* **SUPPLIED DATA**:
[Begin]

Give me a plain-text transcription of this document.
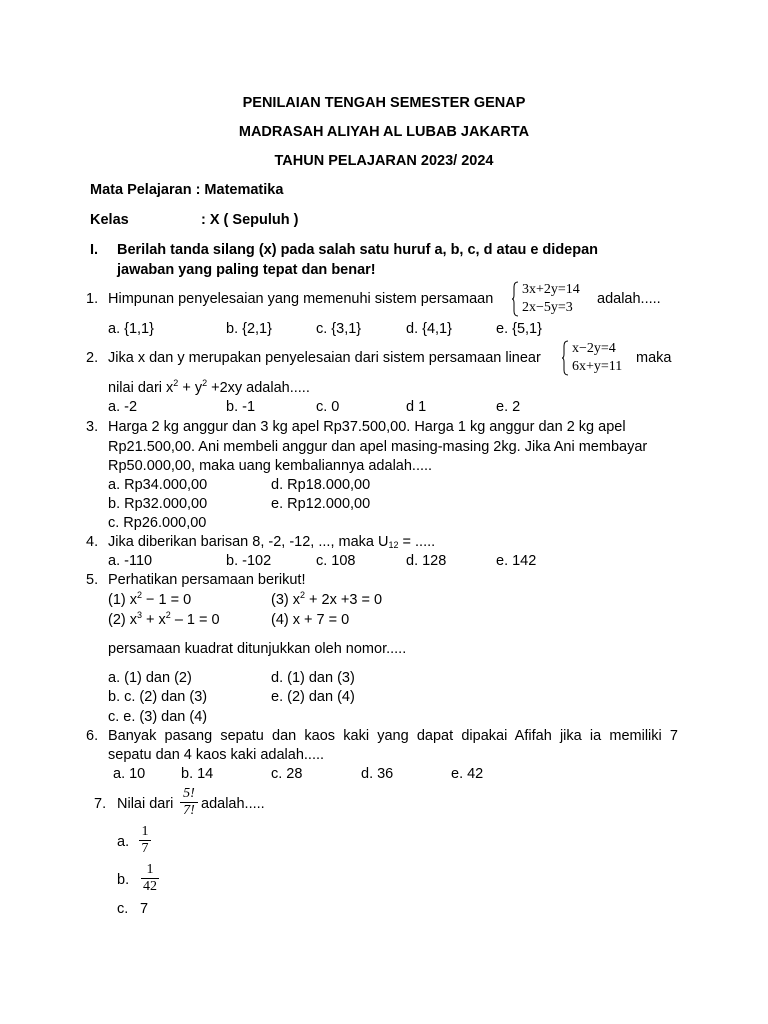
PENILAIAN TENGAH SEMESTER GENAP
MADRASAH ALIYAH AL LUBAB JAKARTA
TAHUN PELAJARAN 2023/ 2024
Mata Pelajaran : Matematika
Kelas	: X ( Sepuluh )
I. Berilah tanda silang (x) pada salah satu huruf a, b, c, d atau e didepan
jawaban yang paling tepat dan benar!
1. Himpunan penyelesaian yang memenuhi sistem persamaan
3x+2y=14
2x−5y=3
adalah.....
a. {1,1}	b. {2,1}	c. {3,1}	d. {4,1}	e. {5,1}
2. Jika x dan y merupakan penyelesaian dari sistem persamaan linear
x−2y=4
6x+y=11
maka
nilai dari $x^2 + y^2 +2xy$ adalah.....
a. -2	b. -1	c. 0	d 1	e. 2
3. Harga 2 kg anggur dan 3 kg apel Rp37.500,00. Harga 1 kg anggur dan 2 kg apel
Rp21.500,00. Ani membeli anggur dan apel masing-masing 2kg. Jika Ani membayar
Rp50.000,00, maka uang kembaliannya adalah.....
a. Rp34.000,00	d. Rp18.000,00
b. Rp32.000,00	e. Rp12.000,00
c. Rp26.000,00
4. Jika diberikan barisan 8, -2, -12, ..., maka $U_{12}$ = .....
a. -110	b. -102	c. 108	d. 128	e. 142
5. Perhatikan persamaan berikut!
(1) $x^2 - 1 = 0$	(3) $x^2 + 2x +3 = 0$
(2) $x^3 + x^2 - 1 = 0$	(4) x + 7 = 0
persamaan kuadrat ditunjukkan oleh nomor.....
a. (1) dan (2)	d. (1) dan (3)
b. c. (2) dan (3)	e. (2) dan (4)
c. e. (3) dan (4)
6. Banyak pasang sepatu dan kaos kaki yang dapat dipakai Afifah jika ia memiliki 7
sepatu dan 4 kaos kaki adalah.....
a. 10 b. 14	c. 28	d. 36	e. 42
7. Nilai dari $\frac{5!}{7!}$ adalah.....
a. $\frac{1}{7}$
b. $\frac{1}{42}$
c. 7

[End]

* **WHAT THE TASK ASKS**: Pictures are excluded; copy every other part of the records exactly.

* **RIGHT ANSWER**:
Give me a plain-text transcription of this document.
PENILAIAN TENGAH SEMESTER GENAP
MADRASAH ALIYAH AL LUBAB JAKARTA
TAHUN PELAJARAN 2023/ 2024
Mata Pelajaran : Matematika
Kelas	: X ( Sepuluh )
I. Berilah tanda silang (x) pada salah satu huruf a, b, c, d atau e didepan
jawaban yang paling tepat dan benar!
1. Himpunan penyelesaian yang memenuhi sistem persamaan
3x+2y=14
2x−5y=3
adalah.....
a. {1,1}	b. {2,1}	c. {3,1}	d. {4,1}	e. {5,1}
2. Jika x dan y merupakan penyelesaian dari sistem persamaan linear
x−2y=4
6x+y=11
maka
nilai dari $x^2 + y^2 +2xy$ adalah.....
a. -2	b. -1	c. 0	d 1	e. 2
3. Harga 2 kg anggur dan 3 kg apel Rp37.500,00. Harga 1 kg anggur dan 2 kg apel
Rp21.500,00. Ani membeli anggur dan apel masing-masing 2kg. Jika Ani membayar
Rp50.000,00, maka uang kembaliannya adalah.....
a. Rp34.000,00	d. Rp18.000,00
b. Rp32.000,00	e. Rp12.000,00
c. Rp26.000,00
4. Jika diberikan barisan 8, -2, -12, ..., maka $U_{12}$ = .....
a. -110	b. -102	c. 108	d. 128	e. 142
5. Perhatikan persamaan berikut!
(1) $x^2 - 1 = 0$	(3) $x^2 + 2x +3 = 0$
(2) $x^3 + x^2 - 1 = 0$	(4) x + 7 = 0
persamaan kuadrat ditunjukkan oleh nomor.....
a. (1) dan (2)	d. (1) dan (3)
b. c. (2) dan (3)	e. (2) dan (4)
c. e. (3) dan (4)
6. Banyak pasang sepatu dan kaos kaki yang dapat dipakai Afifah jika ia memiliki 7
sepatu dan 4 kaos kaki adalah.....
a. 10 b. 14	c. 28	d. 36	e. 42
7. Nilai dari $\frac{5!}{7!}$ adalah.....
a. $\frac{1}{7}$
b. $\frac{1}{42}$
c. 7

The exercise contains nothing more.